> Directive
Can you pull out each line of the data below that includes the word "shaded"?

> Stored data

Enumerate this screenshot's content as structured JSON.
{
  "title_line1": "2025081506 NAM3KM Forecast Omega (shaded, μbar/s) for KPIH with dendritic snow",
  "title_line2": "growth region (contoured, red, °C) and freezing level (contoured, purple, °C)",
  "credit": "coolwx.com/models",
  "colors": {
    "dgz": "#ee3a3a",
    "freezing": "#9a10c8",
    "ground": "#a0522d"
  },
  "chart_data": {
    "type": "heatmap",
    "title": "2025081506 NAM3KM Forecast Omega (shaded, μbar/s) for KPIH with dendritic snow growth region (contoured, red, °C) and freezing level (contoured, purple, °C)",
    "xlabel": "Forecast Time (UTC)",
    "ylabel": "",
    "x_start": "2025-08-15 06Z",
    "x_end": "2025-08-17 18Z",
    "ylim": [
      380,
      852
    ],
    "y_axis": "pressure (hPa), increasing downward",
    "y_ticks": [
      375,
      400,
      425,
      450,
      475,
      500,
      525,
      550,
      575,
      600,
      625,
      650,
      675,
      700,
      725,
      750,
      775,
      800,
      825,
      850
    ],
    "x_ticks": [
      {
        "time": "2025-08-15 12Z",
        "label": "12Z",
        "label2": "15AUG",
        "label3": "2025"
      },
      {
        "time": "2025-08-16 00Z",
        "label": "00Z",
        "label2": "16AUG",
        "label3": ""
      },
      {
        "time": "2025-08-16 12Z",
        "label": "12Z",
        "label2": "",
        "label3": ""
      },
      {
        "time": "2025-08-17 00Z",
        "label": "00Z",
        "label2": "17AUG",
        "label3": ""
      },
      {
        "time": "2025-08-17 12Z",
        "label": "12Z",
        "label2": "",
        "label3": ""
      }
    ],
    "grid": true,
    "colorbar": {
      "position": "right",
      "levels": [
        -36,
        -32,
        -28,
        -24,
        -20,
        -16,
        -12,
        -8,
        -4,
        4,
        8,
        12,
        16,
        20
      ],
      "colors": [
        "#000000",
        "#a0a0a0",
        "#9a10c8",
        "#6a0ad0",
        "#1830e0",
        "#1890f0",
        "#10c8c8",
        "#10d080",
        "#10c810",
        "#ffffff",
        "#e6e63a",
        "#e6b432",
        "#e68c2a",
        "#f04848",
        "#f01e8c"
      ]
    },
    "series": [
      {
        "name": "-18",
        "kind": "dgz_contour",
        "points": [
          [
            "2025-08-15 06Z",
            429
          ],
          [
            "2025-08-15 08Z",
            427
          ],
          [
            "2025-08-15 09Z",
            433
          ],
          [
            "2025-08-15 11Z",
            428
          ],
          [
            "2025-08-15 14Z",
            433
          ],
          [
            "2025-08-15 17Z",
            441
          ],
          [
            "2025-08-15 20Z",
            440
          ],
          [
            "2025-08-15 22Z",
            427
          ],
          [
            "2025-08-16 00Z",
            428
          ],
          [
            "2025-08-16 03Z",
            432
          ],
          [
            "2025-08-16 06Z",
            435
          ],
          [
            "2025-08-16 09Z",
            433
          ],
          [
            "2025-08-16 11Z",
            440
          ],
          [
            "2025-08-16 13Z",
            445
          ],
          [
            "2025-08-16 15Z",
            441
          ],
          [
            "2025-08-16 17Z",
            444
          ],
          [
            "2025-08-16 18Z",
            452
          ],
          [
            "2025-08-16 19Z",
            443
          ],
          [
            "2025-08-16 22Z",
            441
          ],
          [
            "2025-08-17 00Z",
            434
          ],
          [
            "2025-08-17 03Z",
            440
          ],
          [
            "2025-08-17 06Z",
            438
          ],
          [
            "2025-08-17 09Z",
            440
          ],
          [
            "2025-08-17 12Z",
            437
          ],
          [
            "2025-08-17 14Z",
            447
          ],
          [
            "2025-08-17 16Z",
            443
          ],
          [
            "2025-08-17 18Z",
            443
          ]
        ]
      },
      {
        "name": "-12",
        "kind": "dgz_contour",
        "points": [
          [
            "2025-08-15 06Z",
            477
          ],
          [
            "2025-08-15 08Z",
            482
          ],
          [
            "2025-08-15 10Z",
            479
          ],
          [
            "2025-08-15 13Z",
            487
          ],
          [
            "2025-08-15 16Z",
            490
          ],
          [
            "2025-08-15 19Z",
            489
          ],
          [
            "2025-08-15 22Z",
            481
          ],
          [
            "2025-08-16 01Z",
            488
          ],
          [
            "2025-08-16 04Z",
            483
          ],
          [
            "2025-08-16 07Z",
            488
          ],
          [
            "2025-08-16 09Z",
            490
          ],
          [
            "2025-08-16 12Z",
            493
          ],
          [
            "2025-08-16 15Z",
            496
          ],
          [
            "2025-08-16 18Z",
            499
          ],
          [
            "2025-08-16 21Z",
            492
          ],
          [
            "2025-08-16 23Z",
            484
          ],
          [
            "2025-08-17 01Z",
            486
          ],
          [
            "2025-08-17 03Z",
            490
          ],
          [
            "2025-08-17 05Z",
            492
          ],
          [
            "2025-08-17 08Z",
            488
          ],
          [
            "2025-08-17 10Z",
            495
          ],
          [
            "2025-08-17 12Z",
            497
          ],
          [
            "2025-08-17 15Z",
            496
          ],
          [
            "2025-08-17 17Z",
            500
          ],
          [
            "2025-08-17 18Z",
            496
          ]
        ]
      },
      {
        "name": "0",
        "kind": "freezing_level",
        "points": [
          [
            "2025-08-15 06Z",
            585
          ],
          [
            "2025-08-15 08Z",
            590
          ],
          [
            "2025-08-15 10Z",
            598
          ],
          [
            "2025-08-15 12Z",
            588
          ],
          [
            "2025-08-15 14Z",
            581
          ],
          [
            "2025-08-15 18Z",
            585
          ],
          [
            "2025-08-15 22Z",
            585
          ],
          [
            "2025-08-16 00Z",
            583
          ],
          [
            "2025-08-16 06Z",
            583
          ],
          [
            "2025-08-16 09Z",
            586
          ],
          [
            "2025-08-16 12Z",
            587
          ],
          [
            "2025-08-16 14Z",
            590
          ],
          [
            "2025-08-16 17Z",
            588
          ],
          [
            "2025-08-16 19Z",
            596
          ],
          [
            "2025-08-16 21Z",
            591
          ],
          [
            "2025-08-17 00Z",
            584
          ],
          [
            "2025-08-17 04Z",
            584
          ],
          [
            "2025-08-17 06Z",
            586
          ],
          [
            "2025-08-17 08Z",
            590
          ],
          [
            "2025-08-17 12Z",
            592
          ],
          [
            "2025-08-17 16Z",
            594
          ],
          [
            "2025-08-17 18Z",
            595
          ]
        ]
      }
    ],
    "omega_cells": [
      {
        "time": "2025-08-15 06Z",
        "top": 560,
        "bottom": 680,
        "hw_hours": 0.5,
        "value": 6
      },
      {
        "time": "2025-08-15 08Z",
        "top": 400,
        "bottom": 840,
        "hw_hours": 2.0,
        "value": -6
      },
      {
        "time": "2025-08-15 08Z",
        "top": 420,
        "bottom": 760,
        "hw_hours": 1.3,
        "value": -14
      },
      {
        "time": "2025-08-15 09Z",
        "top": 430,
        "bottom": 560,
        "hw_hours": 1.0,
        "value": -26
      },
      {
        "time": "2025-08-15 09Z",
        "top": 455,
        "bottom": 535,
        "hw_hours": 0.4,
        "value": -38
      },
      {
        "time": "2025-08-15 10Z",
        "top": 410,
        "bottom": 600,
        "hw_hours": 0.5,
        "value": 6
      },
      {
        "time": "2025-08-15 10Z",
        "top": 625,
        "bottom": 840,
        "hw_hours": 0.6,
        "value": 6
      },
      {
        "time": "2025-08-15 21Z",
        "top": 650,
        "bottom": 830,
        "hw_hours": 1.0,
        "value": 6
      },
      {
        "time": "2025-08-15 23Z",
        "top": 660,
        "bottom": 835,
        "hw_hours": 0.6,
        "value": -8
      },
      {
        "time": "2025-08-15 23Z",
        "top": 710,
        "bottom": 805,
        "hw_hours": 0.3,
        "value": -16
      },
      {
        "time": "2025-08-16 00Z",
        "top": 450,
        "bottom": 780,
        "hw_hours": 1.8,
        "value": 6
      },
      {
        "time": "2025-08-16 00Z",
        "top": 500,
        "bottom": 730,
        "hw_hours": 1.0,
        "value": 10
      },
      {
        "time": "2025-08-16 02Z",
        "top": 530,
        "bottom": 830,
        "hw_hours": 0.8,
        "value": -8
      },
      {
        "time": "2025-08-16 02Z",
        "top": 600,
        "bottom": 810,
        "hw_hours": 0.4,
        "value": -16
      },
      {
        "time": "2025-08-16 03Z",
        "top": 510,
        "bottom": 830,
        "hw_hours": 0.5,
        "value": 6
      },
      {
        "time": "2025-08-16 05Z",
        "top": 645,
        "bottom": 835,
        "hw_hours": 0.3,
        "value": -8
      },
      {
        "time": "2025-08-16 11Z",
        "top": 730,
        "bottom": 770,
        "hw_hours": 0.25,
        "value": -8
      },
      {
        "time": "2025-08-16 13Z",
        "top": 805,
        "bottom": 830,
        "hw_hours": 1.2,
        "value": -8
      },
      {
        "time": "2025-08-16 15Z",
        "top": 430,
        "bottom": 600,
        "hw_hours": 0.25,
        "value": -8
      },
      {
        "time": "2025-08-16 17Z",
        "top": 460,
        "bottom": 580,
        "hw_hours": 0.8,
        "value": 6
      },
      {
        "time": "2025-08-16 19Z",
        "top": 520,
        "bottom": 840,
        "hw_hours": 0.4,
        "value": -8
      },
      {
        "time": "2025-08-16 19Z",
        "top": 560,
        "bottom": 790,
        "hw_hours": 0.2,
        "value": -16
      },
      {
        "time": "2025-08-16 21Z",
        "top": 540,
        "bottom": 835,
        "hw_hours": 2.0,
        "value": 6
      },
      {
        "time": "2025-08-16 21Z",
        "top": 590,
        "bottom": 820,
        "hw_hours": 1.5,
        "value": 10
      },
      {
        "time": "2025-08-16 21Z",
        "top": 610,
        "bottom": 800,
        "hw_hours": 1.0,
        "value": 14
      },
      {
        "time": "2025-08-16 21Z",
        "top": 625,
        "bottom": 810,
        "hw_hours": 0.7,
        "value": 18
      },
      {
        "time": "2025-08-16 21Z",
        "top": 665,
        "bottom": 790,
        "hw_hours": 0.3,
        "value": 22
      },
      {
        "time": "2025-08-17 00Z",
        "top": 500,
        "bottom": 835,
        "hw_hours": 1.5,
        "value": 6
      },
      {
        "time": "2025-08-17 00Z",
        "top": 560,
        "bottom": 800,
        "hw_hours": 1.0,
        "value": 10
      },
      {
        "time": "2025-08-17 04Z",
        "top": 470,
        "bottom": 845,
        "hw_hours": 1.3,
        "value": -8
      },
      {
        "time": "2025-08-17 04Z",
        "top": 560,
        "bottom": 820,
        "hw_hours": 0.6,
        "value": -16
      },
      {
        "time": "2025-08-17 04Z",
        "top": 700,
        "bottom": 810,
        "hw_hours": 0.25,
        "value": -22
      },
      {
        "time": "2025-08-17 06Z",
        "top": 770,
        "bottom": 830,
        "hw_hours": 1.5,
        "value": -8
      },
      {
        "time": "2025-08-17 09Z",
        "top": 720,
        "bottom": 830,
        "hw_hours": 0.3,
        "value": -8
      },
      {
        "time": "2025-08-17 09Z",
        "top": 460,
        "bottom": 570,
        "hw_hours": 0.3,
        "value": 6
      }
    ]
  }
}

> Worked solution
  "title_line1": "2025081506 NAM3KM Forecast Omega (shaded, μbar/s) for KPIH with dendritic snow",
    "title": "2025081506 NAM3KM Forecast Omega (shaded, μbar/s) for KPIH with dendritic snow growth region (contoured, red, °C) and freezing level (contoured, purple, °C)",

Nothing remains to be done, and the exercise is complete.